### [MATERIAL SHOWN]
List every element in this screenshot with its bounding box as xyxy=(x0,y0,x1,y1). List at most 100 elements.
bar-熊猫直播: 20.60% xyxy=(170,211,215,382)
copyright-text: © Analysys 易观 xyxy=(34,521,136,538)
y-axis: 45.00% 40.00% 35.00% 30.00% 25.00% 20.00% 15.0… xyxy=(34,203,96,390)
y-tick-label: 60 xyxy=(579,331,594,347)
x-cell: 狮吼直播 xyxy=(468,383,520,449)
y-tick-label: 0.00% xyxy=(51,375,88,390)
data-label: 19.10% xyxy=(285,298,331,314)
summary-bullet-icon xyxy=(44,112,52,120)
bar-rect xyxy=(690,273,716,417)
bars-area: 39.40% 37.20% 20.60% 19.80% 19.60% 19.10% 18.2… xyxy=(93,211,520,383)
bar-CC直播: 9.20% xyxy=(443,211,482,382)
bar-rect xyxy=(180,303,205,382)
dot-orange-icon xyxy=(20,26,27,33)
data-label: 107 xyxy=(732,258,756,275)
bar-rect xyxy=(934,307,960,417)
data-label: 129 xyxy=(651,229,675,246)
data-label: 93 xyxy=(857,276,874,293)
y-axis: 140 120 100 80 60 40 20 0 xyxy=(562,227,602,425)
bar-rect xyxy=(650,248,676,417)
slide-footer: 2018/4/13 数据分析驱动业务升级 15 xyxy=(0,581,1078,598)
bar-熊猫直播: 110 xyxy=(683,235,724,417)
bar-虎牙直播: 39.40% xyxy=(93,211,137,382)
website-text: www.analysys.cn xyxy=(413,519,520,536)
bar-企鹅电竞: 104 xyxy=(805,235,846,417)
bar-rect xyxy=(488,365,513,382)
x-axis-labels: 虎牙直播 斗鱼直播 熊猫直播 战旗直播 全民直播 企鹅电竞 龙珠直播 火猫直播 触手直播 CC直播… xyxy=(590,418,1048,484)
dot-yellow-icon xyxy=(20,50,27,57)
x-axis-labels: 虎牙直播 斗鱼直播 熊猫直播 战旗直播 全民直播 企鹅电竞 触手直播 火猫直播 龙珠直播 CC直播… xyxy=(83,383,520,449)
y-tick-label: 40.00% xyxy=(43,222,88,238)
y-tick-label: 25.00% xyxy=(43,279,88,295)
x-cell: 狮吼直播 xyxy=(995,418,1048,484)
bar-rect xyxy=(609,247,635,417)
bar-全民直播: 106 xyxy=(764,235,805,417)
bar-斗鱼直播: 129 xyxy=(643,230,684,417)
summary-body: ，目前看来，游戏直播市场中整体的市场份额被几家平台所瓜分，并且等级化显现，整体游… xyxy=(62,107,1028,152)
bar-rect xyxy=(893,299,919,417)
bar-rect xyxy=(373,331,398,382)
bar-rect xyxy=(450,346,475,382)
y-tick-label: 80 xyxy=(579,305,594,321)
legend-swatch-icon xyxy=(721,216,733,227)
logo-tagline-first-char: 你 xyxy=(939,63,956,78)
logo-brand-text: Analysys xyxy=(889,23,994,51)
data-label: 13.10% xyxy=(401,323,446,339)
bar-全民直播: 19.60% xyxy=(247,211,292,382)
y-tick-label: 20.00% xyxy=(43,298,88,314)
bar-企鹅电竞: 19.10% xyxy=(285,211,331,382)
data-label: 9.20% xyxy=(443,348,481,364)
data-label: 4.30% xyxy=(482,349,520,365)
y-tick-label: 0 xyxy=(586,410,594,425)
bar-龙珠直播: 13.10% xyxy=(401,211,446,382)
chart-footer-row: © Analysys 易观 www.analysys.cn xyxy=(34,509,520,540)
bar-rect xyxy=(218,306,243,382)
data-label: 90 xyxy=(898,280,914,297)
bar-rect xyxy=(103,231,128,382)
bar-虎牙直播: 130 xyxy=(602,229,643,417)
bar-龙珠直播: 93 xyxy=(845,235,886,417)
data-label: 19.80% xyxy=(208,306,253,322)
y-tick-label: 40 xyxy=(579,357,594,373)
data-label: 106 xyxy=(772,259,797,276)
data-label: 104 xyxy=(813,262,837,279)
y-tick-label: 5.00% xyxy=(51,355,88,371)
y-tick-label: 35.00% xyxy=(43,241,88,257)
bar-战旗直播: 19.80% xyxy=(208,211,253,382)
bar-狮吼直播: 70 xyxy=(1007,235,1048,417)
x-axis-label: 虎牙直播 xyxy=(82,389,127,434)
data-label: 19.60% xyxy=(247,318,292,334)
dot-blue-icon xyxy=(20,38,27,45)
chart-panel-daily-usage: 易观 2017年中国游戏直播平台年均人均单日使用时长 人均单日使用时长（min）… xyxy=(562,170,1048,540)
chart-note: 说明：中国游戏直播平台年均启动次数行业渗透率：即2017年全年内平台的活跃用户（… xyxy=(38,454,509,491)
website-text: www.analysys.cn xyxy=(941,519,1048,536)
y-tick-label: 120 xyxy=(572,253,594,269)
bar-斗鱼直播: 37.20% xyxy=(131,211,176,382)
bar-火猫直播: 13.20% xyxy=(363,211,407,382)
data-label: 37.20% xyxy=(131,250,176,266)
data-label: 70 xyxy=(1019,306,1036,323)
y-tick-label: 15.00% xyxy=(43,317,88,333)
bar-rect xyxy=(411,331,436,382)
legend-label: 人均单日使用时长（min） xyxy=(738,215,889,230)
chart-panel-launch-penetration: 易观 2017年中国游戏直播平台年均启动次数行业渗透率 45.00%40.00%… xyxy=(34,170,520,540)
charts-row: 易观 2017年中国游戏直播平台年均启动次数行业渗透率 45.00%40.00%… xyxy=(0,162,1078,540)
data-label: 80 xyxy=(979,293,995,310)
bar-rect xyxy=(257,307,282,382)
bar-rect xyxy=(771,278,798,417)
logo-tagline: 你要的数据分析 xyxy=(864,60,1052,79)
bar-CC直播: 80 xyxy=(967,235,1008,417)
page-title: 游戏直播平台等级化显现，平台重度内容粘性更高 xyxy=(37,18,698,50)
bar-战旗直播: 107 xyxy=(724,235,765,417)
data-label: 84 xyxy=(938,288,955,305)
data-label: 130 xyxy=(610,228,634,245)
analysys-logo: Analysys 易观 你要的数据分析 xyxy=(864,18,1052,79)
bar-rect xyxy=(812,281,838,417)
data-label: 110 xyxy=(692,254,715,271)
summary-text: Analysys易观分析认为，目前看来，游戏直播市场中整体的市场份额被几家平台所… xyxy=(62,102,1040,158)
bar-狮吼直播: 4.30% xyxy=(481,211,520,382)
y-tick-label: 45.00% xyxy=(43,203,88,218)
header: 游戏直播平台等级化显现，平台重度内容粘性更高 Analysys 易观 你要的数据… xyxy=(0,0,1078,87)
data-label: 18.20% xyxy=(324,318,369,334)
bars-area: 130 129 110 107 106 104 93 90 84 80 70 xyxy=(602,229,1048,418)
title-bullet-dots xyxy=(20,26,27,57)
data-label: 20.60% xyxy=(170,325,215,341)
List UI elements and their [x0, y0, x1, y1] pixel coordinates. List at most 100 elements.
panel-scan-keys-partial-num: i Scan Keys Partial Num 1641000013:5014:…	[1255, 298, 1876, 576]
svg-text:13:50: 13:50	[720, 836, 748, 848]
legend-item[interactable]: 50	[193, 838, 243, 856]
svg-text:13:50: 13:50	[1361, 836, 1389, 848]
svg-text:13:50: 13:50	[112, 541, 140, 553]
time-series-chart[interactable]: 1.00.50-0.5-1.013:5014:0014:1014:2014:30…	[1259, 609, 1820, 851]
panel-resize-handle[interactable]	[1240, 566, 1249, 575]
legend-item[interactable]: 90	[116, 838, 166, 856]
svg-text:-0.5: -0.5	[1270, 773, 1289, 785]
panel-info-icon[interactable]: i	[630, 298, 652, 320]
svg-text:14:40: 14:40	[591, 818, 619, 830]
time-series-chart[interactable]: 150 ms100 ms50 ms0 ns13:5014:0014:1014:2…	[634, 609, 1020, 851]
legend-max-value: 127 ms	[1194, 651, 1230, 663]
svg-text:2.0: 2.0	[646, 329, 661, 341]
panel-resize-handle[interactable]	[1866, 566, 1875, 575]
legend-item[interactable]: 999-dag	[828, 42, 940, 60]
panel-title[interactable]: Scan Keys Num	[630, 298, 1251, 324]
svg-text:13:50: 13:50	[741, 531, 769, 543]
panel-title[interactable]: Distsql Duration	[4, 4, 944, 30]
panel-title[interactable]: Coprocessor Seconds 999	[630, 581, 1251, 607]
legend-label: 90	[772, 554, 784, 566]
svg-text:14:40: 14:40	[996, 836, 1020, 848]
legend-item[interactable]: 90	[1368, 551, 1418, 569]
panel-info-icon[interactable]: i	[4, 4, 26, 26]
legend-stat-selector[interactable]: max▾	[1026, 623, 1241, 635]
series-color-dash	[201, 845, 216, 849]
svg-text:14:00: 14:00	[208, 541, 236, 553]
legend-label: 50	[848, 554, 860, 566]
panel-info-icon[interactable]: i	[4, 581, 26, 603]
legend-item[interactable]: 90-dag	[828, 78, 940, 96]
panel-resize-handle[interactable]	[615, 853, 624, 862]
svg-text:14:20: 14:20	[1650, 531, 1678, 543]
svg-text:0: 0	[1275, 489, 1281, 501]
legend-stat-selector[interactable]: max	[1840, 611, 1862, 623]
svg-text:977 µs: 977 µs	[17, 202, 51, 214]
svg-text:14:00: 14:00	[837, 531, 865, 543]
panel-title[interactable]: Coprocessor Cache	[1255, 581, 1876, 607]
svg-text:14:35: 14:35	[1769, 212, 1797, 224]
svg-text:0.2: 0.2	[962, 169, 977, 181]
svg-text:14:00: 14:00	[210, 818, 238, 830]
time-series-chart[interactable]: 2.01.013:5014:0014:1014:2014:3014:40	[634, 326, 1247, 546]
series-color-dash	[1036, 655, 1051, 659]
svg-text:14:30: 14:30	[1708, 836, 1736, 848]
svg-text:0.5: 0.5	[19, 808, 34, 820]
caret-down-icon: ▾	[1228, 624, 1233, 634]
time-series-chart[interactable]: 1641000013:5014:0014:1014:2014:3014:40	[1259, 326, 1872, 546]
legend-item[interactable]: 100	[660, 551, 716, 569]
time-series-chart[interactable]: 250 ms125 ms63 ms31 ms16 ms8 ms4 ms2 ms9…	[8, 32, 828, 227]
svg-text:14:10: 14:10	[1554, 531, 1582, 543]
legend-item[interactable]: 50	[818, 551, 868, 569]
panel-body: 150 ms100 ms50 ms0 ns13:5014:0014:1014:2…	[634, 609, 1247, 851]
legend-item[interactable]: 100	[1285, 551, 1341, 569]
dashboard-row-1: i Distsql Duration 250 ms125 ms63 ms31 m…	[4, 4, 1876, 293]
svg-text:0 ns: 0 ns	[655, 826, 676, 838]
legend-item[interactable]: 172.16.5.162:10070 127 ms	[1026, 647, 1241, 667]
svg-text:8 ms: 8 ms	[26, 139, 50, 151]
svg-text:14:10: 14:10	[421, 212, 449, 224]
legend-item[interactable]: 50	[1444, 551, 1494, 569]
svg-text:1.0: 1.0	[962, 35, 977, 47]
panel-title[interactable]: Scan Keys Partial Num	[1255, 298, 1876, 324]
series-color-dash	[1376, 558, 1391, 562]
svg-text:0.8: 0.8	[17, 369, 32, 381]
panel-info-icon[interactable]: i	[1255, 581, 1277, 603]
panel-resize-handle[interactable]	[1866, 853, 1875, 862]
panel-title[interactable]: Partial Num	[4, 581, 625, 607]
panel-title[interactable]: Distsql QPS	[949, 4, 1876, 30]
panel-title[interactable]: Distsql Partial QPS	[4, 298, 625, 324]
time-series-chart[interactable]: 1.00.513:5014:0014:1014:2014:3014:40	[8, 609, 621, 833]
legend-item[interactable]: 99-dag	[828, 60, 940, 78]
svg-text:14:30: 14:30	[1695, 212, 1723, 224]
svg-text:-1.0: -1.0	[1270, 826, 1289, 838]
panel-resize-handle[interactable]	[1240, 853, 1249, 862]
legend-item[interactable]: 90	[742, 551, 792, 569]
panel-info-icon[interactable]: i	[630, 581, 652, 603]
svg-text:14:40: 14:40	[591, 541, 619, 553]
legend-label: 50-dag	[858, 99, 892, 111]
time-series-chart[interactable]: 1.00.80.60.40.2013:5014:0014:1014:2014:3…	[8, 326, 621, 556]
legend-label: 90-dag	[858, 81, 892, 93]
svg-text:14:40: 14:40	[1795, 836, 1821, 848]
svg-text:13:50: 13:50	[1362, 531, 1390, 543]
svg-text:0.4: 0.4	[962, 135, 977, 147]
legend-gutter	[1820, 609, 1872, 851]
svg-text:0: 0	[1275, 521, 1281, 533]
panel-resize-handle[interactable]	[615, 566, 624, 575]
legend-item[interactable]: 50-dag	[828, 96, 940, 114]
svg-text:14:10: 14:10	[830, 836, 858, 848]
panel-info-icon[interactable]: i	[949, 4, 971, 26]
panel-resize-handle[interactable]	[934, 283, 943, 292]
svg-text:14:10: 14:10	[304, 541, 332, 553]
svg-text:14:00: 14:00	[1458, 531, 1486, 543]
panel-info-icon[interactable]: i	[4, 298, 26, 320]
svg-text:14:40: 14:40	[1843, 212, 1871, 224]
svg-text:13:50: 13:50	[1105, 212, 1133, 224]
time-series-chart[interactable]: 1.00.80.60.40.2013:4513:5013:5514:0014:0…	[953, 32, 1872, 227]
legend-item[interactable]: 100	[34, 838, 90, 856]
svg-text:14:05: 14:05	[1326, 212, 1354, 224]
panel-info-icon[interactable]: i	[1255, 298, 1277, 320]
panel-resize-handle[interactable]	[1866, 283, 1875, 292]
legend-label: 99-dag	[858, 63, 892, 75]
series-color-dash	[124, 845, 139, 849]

### [WHAT THE TASK ASKS]
Go through the lines from the first one down to the line holding "bar-rect xyxy=(690,273,716,417)", inclusive, and write them out again with "y-tick-label" renamed to "axis-value-label" and nothing else changed.

### [REPLY]
List every element in this screenshot with its bounding box as xyxy=(x0,y0,x1,y1). List at most 100 elements.
bar-熊猫直播: 20.60% xyxy=(170,211,215,382)
copyright-text: © Analysys 易观 xyxy=(34,521,136,538)
y-axis: 45.00% 40.00% 35.00% 30.00% 25.00% 20.00% 15.0… xyxy=(34,203,96,390)
axis-value-label: 60 xyxy=(579,331,594,347)
x-cell: 狮吼直播 xyxy=(468,383,520,449)
axis-value-label: 0.00% xyxy=(51,375,88,390)
data-label: 19.10% xyxy=(285,298,331,314)
summary-bullet-icon xyxy=(44,112,52,120)
bar-rect xyxy=(690,273,716,417)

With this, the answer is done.